[start]

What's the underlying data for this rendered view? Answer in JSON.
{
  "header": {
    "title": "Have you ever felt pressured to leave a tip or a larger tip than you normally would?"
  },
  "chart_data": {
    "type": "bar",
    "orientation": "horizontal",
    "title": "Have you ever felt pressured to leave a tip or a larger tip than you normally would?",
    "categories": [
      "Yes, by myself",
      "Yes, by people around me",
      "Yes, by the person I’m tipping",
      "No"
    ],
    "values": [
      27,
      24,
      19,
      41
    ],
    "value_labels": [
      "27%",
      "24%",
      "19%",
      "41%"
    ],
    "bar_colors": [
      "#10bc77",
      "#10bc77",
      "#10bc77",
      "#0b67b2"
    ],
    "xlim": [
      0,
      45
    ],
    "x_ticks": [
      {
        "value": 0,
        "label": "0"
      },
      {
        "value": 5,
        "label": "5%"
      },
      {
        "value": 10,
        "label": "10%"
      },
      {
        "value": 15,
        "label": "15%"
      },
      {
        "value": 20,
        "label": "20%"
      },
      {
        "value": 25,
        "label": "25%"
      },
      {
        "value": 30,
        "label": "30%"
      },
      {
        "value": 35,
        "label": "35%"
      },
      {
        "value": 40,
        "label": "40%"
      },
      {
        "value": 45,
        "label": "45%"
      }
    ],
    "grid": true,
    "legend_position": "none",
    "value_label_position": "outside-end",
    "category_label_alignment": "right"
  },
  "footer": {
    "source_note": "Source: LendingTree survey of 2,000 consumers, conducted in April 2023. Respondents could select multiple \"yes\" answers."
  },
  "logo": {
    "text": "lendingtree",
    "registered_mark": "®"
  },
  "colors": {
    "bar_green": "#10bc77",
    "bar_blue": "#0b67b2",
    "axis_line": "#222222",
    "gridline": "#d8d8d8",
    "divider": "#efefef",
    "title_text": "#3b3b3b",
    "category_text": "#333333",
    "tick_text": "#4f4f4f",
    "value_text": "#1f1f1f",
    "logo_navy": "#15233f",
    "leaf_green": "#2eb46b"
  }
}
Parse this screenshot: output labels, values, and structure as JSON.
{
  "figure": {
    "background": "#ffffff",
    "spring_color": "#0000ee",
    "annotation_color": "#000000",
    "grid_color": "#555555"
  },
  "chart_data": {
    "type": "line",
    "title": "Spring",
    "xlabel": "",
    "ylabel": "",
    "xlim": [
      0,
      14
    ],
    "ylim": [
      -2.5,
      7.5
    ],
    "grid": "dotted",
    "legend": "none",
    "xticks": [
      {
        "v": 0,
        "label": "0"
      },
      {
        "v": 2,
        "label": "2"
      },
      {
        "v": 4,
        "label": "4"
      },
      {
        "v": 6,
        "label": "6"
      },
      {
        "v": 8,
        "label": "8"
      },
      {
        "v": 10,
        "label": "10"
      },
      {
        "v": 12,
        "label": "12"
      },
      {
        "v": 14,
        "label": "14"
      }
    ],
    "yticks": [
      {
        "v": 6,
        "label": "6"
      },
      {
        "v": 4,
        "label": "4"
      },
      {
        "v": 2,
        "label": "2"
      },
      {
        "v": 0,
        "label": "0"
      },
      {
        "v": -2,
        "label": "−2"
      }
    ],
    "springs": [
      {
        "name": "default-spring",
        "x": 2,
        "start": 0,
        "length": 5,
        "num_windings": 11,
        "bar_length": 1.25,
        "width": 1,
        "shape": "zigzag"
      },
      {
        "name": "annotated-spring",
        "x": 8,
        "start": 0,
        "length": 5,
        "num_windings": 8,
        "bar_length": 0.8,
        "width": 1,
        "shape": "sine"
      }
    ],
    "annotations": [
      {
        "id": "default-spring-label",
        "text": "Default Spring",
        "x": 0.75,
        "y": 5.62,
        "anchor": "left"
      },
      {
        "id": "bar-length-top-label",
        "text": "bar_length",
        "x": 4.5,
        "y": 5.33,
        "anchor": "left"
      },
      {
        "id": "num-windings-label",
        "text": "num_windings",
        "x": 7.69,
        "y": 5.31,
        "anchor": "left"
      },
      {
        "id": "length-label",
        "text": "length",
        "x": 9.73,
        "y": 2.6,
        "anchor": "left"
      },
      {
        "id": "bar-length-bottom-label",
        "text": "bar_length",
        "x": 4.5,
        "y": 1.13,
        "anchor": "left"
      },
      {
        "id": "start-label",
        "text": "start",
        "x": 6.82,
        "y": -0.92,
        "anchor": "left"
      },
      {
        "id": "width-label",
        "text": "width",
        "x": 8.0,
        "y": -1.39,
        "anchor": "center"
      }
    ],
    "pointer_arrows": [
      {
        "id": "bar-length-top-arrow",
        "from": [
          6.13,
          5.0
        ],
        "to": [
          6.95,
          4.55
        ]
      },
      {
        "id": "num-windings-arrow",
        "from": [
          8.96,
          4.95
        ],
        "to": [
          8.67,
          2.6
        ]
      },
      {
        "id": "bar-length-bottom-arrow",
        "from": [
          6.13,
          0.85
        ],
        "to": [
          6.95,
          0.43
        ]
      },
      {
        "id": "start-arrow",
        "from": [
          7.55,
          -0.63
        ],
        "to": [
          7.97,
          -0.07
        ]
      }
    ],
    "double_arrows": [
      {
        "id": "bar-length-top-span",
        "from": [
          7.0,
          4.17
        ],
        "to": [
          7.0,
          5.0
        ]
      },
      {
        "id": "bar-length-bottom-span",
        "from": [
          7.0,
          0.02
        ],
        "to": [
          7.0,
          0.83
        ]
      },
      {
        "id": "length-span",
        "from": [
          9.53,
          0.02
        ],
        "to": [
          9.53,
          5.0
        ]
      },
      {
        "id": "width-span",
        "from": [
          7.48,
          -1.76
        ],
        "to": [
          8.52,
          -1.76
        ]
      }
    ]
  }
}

[end]

Using the material above, gather every line that includes "pressured".

**Solution for this task:**
    "title": "Have you ever felt pressured to leave a tip or a larger tip than you normally would?"
    "title": "Have you ever felt pressured to leave a tip or a larger tip than you normally would?",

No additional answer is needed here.